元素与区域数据
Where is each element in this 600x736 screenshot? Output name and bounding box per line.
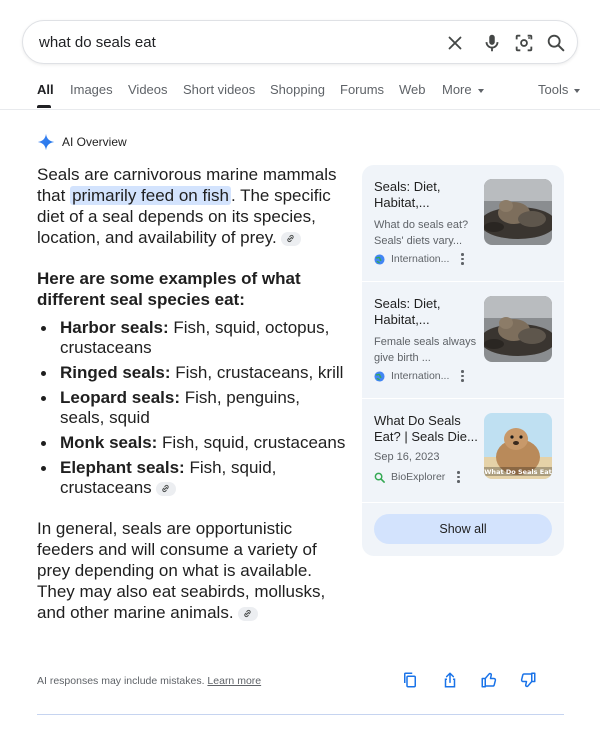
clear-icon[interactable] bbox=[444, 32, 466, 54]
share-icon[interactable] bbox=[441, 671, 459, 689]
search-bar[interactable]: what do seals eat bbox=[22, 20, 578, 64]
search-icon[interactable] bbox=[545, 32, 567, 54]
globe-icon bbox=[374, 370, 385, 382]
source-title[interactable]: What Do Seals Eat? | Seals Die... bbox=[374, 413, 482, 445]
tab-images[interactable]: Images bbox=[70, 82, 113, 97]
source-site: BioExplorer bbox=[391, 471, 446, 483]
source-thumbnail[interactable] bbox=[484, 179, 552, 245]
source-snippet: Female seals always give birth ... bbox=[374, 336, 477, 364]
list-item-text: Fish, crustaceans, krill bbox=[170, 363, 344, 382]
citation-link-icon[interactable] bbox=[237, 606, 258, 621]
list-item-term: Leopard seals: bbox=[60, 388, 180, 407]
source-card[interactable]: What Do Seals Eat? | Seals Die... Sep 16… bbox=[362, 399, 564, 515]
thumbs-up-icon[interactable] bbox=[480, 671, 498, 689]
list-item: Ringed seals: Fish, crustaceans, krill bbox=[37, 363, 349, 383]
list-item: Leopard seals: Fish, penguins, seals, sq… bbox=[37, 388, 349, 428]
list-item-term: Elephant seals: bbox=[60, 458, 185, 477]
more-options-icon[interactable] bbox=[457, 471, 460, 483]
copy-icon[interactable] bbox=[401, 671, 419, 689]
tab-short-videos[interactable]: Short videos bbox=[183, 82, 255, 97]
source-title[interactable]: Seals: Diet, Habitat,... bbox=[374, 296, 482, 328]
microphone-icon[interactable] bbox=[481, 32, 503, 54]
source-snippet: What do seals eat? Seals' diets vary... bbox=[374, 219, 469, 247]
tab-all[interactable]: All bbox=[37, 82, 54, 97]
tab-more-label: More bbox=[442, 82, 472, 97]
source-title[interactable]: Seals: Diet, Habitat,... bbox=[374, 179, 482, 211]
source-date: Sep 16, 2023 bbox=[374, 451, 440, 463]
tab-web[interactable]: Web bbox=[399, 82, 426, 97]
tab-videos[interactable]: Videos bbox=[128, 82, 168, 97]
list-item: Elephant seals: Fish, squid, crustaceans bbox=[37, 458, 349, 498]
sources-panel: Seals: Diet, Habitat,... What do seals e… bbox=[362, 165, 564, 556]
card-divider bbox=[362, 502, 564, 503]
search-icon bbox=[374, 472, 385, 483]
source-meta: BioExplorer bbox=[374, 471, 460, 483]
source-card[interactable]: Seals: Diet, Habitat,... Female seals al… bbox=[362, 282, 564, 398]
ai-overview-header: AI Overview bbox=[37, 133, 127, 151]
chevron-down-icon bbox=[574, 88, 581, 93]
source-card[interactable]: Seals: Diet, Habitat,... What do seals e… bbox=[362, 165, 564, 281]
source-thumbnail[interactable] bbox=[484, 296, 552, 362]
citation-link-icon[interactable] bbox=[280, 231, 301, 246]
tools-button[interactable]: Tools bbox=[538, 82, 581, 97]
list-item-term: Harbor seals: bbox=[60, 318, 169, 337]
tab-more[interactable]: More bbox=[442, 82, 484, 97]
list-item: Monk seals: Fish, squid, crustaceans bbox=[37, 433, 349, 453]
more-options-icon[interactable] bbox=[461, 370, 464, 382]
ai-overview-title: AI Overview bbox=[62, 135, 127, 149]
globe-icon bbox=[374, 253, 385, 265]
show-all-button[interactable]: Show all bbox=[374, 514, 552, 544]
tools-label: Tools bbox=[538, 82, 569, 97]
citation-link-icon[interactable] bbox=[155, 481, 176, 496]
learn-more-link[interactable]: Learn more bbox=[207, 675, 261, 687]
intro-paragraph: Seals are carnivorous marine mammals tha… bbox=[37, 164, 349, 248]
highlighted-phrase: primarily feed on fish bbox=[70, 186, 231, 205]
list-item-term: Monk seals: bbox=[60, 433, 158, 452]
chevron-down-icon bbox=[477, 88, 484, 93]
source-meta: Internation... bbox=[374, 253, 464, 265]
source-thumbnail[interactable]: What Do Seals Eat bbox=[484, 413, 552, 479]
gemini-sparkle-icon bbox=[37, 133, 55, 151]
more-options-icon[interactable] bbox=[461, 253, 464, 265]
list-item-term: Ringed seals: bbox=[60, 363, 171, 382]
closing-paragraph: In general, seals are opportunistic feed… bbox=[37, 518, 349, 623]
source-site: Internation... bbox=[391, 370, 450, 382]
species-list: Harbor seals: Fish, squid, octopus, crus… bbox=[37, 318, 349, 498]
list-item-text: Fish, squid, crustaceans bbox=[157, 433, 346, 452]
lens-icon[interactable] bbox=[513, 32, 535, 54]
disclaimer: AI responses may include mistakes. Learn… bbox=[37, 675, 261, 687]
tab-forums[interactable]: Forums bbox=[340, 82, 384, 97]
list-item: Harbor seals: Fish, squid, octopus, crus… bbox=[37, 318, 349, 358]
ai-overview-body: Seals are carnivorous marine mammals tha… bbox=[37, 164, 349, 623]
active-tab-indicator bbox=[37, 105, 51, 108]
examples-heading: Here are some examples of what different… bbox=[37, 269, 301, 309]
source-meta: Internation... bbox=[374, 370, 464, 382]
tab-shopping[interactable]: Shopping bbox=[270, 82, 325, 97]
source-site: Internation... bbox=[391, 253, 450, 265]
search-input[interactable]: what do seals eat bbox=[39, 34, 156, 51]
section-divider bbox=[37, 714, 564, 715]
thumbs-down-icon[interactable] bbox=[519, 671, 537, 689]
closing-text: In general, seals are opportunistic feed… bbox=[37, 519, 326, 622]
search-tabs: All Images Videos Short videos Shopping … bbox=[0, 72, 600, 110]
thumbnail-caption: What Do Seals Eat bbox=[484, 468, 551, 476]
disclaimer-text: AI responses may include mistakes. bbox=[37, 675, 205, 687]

▶ _任务说明_: 把上面全部条目的文字按行改写成 JSON 字符串列表，每行对应一个字符串，空行不要，图片也不要放进答案。

▶ _解答如下_:
[
  "Where is each element in this 600x736 screenshot? Output name and bounding box per line.",
  "clear-icon[interactable] bbox=[444, 32, 466, 54]",
  "share-icon[interactable] bbox=[441, 671, 459, 689]",
  "search-bar[interactable]: what do seals eat bbox=[22, 20, 578, 64]",
  "search-icon[interactable] bbox=[545, 32, 567, 54]",
  "globe-icon bbox=[374, 370, 385, 382]",
  "source-title[interactable]: What Do Seals Eat? | Seals Die... bbox=[374, 413, 482, 445]",
  "tab-images[interactable]: Images bbox=[70, 82, 113, 97]",
  "source-site: BioExplorer bbox=[391, 471, 446, 483]",
  "source-thumbnail[interactable] bbox=[484, 179, 552, 245]",
  "source-snippet: Female seals always give birth ... bbox=[374, 336, 477, 364]",
  "list-item-text: Fish, crustaceans, krill bbox=[170, 363, 344, 382]",
  "citation-link-icon[interactable] bbox=[237, 606, 258, 621]",
  "list-item-term: Leopard seals: bbox=[60, 388, 180, 407]",
  "source-card[interactable]: What Do Seals Eat? | Seals Die... Sep 16… bbox=[362, 399, 564, 515]",
  "thumbs-up-icon[interactable] bbox=[480, 671, 498, 689]",
  "list-item: Ringed seals: Fish, crustaceans, krill bbox=[37, 363, 349, 383]",
  "list-item: Leopard seals: Fish, penguins, seals, sq… bbox=[37, 388, 349, 428]",
  "list-item-term: Elephant seals: bbox=[60, 458, 185, 477]",
  "more-options-icon[interactable] bbox=[457, 471, 460, 483]",
  "copy-icon[interactable] bbox=[401, 671, 419, 689]",
  "tab-short-videos[interactable]: Short videos bbox=[183, 82, 255, 97]",
  "source-title[interactable]: Seals: Diet, Habitat,... bbox=[374, 296, 482, 328]",
  "microphone-icon[interactable] bbox=[481, 32, 503, 54]",
  "source-snippet: What do seals eat? Seals' diets vary... bbox=[374, 219, 469, 247]",
  "tab-all[interactable]: All bbox=[37, 82, 54, 97]",
  "tab-more-label: More bbox=[442, 82, 472, 97]",
  "source-title[interactable]: Seals: Diet, Habitat,... bbox=[374, 179, 482, 211]",
  "source-date: Sep 16, 2023 bbox=[374, 451, 440, 463]",
  "tab-web[interactable]: Web bbox=[399, 82, 426, 97]",
  "tab-videos[interactable]: Videos bbox=[128, 82, 168, 97]",
  "list-item: Elephant seals: Fish, squid, crustaceans bbox=[37, 458, 349, 498]",
  "sources-panel: Seals: Diet, Habitat,... What do seals e… bbox=[362, 165, 564, 556]",
  "card-divider bbox=[362, 502, 564, 503]",
  "search-icon bbox=[374, 472, 385, 483]",
  "source-meta: BioExplorer bbox=[374, 471, 460, 483]",
  "source-card[interactable]: Seals: Diet, Habitat,... Female seals al… bbox=[362, 282, 564, 398]",
  "ai-overview-header: AI Overview bbox=[37, 133, 127, 151]",
  "chevron-down-icon bbox=[574, 88, 581, 93]",
  "source-card[interactable]: Seals: Diet, Habitat,... What do seals e… bbox=[362, 165, 564, 281]",
  "source-thumbnail[interactable] bbox=[484, 296, 552, 362]",
  "citation-link-icon[interactable] bbox=[280, 231, 301, 246]",
  "tools-button[interactable]: Tools bbox=[538, 82, 581, 97]",
  "list-item-term: Harbor seals: bbox=[60, 318, 169, 337]",
  "tab-more[interactable]: More bbox=[442, 82, 484, 97]",
  "list-item: Monk seals: Fish, squid, crustaceans bbox=[37, 433, 349, 453]",
  "more-options-icon[interactable] bbox=[461, 370, 464, 382]",
  "ai-overview-title: AI Overview bbox=[62, 135, 127, 149]",
  "globe-icon bbox=[374, 253, 385, 265]",
  "show-all-button[interactable]: Show all bbox=[374, 514, 552, 544]",
  "tools-label: Tools bbox=[538, 82, 569, 97]",
  "citation-link-icon[interactable] bbox=[155, 481, 176, 496]",
  "learn-more-link[interactable]: Learn more bbox=[207, 675, 261, 687]",
  "intro-paragraph: Seals are carnivorous marine mammals tha… bbox=[37, 164, 349, 248]",
  "highlighted-phrase: primarily feed on fish bbox=[70, 186, 231, 205]",
  "list-item-term: Monk seals: bbox=[60, 433, 158, 452]",
  "chevron-down-icon bbox=[477, 88, 484, 93]",
  "source-meta: Internation... bbox=[374, 253, 464, 265]",
  "source-thumbnail[interactable]: What Do Seals Eat bbox=[484, 413, 552, 479]",
  "gemini-sparkle-icon bbox=[37, 133, 55, 151]",
  "more-options-icon[interactable] bbox=[461, 253, 464, 265]",
  "list-item-term: Ringed seals: bbox=[60, 363, 171, 382]",
  "closing-paragraph: In general, seals are opportunistic feed… bbox=[37, 518, 349, 623]",
  "source-site: Internation... bbox=[391, 370, 450, 382]",
  "species-list: Harbor seals: Fish, squid, octopus, crus… bbox=[37, 318, 349, 498]",
  "list-item-text: Fish, squid, crustaceans bbox=[157, 433, 346, 452]",
  "lens-icon[interactable] bbox=[513, 32, 535, 54]",
  "disclaimer: AI responses may include mistakes. Learn… bbox=[37, 675, 261, 687]",
  "tab-forums[interactable]: Forums bbox=[340, 82, 384, 97]",
  "list-item: Harbor seals: Fish, squid, octopus, crus… bbox=[37, 318, 349, 358]",
  "ai-overview-body: Seals are carnivorous marine mammals tha… bbox=[37, 164, 349, 623]",
  "active-tab-indicator bbox=[37, 105, 51, 108]",
  "examples-heading: Here are some examples of what different… bbox=[37, 269, 301, 309]",
  "source-meta: Internation... bbox=[374, 370, 464, 382]",
  "tab-shopping[interactable]: Shopping bbox=[270, 82, 325, 97]",
  "source-site: Internation... bbox=[391, 253, 450, 265]",
  "search-input[interactable]: what do seals eat bbox=[39, 34, 156, 51]",
  "section-divider bbox=[37, 714, 564, 715]",
  "thumbs-down-icon[interactable] bbox=[519, 671, 537, 689]",
  "closing-text: In general, seals are opportunistic feed… bbox=[37, 519, 326, 622]",
  "search-tabs: All Images Videos Short videos Shopping … bbox=[0, 72, 600, 110]",
  "thumbnail-caption: What Do Seals Eat bbox=[484, 468, 551, 476]",
  "disclaimer-text: AI responses may include mistakes. bbox=[37, 675, 205, 687]"
]